INFORMATION
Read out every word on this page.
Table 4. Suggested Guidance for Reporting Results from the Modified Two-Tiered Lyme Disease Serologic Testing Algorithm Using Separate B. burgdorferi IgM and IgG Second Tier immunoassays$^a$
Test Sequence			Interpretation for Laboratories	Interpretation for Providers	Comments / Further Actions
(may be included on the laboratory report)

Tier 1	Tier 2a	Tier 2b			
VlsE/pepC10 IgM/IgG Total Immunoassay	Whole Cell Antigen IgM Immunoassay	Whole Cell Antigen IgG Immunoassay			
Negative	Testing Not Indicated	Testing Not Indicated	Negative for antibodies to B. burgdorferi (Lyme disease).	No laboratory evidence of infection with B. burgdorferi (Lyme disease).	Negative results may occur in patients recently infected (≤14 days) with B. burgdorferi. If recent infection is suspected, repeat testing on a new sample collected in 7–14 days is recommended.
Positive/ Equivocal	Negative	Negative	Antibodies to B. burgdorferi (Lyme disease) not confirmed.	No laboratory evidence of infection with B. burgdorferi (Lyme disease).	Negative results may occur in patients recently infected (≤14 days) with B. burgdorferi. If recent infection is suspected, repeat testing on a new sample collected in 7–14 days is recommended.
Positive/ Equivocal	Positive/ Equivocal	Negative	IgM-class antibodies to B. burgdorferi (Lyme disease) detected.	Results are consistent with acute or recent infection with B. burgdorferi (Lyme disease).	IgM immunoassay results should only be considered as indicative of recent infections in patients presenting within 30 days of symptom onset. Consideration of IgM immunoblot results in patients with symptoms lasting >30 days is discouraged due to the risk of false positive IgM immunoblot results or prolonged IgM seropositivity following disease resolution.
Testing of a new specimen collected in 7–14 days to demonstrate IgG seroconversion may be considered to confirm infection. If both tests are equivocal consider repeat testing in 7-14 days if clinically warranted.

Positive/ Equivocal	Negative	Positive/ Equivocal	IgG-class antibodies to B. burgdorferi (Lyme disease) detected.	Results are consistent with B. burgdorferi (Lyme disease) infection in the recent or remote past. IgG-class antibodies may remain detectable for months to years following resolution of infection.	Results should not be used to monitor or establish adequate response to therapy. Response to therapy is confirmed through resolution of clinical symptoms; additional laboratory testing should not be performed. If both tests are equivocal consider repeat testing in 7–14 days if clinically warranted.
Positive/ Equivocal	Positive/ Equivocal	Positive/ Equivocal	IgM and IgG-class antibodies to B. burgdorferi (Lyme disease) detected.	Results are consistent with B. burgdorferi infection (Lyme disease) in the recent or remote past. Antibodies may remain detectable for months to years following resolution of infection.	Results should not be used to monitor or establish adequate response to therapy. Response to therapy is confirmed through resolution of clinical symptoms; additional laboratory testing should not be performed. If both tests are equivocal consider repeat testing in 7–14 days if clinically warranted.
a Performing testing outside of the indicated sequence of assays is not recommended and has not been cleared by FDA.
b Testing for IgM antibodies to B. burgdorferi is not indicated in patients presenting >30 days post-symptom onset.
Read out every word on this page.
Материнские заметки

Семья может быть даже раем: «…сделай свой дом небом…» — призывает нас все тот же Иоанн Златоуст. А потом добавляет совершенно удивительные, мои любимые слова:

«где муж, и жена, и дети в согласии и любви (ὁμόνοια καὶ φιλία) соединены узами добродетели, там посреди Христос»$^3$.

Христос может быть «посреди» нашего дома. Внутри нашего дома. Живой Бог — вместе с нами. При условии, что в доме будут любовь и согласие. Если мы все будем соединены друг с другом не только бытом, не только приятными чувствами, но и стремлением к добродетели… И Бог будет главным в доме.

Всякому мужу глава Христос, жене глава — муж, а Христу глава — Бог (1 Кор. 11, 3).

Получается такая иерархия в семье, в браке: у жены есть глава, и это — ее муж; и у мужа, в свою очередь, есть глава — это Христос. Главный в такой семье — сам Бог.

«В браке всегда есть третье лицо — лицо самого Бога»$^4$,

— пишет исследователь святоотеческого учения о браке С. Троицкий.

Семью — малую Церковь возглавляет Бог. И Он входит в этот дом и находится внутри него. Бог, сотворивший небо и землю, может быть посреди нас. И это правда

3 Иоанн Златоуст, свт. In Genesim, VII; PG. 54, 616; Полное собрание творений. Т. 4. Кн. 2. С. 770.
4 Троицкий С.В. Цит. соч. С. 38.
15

WHAT THIS TASK INVOLVES
Write out the listing above, keeping every word exactly.

WRITTEN SOLUTION
Read out every word on this page.
Table 4. Suggested Guidance for Reporting Results from the Modified Two-Tiered Lyme Disease Serologic Testing Algorithm Using Separate B. burgdorferi IgM and IgG Second Tier immunoassays$^a$
Test Sequence			Interpretation for Laboratories	Interpretation for Providers	Comments / Further Actions
(may be included on the laboratory report)

Tier 1	Tier 2a	Tier 2b			
VlsE/pepC10 IgM/IgG Total Immunoassay	Whole Cell Antigen IgM Immunoassay	Whole Cell Antigen IgG Immunoassay			
Negative	Testing Not Indicated	Testing Not Indicated	Negative for antibodies to B. burgdorferi (Lyme disease).	No laboratory evidence of infection with B. burgdorferi (Lyme disease).	Negative results may occur in patients recently infected (≤14 days) with B. burgdorferi. If recent infection is suspected, repeat testing on a new sample collected in 7–14 days is recommended.
Positive/ Equivocal	Negative	Negative	Antibodies to B. burgdorferi (Lyme disease) not confirmed.	No laboratory evidence of infection with B. burgdorferi (Lyme disease).	Negative results may occur in patients recently infected (≤14 days) with B. burgdorferi. If recent infection is suspected, repeat testing on a new sample collected in 7–14 days is recommended.
Positive/ Equivocal	Positive/ Equivocal	Negative	IgM-class antibodies to B. burgdorferi (Lyme disease) detected.	Results are consistent with acute or recent infection with B. burgdorferi (Lyme disease).	IgM immunoassay results should only be considered as indicative of recent infections in patients presenting within 30 days of symptom onset. Consideration of IgM immunoblot results in patients with symptoms lasting >30 days is discouraged due to the risk of false positive IgM immunoblot results or prolonged IgM seropositivity following disease resolution.
Testing of a new specimen collected in 7–14 days to demonstrate IgG seroconversion may be considered to confirm infection. If both tests are equivocal consider repeat testing in 7-14 days if clinically warranted.

Positive/ Equivocal	Negative	Positive/ Equivocal	IgG-class antibodies to B. burgdorferi (Lyme disease) detected.	Results are consistent with B. burgdorferi (Lyme disease) infection in the recent or remote past. IgG-class antibodies may remain detectable for months to years following resolution of infection.	Results should not be used to monitor or establish adequate response to therapy. Response to therapy is confirmed through resolution of clinical symptoms; additional laboratory testing should not be performed. If both tests are equivocal consider repeat testing in 7–14 days if clinically warranted.
Positive/ Equivocal	Positive/ Equivocal	Positive/ Equivocal	IgM and IgG-class antibodies to B. burgdorferi (Lyme disease) detected.	Results are consistent with B. burgdorferi infection (Lyme disease) in the recent or remote past. Antibodies may remain detectable for months to years following resolution of infection.	Results should not be used to monitor or establish adequate response to therapy. Response to therapy is confirmed through resolution of clinical symptoms; additional laboratory testing should not be performed. If both tests are equivocal consider repeat testing in 7–14 days if clinically warranted.
a Performing testing outside of the indicated sequence of assays is not recommended and has not been cleared by FDA.
b Testing for IgM antibodies to B. burgdorferi is not indicated in patients presenting >30 days post-symptom onset.
Read out every word on this page.
Материнские заметки

Семья может быть даже раем: «…сделай свой дом небом…» — призывает нас все тот же Иоанн Златоуст. А потом добавляет совершенно удивительные, мои любимые слова:

«где муж, и жена, и дети в согласии и любви (ὁμόνοια καὶ φιλία) соединены узами добродетели, там посреди Христос»$^3$.

Христос может быть «посреди» нашего дома. Внутри нашего дома. Живой Бог — вместе с нами. При условии, что в доме будут любовь и согласие. Если мы все будем соединены друг с другом не только бытом, не только приятными чувствами, но и стремлением к добродетели… И Бог будет главным в доме.

Всякому мужу глава Христос, жене глава — муж, а Христу глава — Бог (1 Кор. 11, 3).

Получается такая иерархия в семье, в браке: у жены есть глава, и это — ее муж; и у мужа, в свою очередь, есть глава — это Христос. Главный в такой семье — сам Бог.

«В браке всегда есть третье лицо — лицо самого Бога»$^4$,

— пишет исследователь святоотеческого учения о браке С. Троицкий.

Семью — малую Церковь возглавляет Бог. И Он входит в этот дом и находится внутри него. Бог, сотворивший небо и землю, может быть посреди нас. И это правда

3 Иоанн Златоуст, свт. In Genesim, VII; PG. 54, 616; Полное собрание творений. Т. 4. Кн. 2. С. 770.
4 Троицкий С.В. Цит. соч. С. 38.
15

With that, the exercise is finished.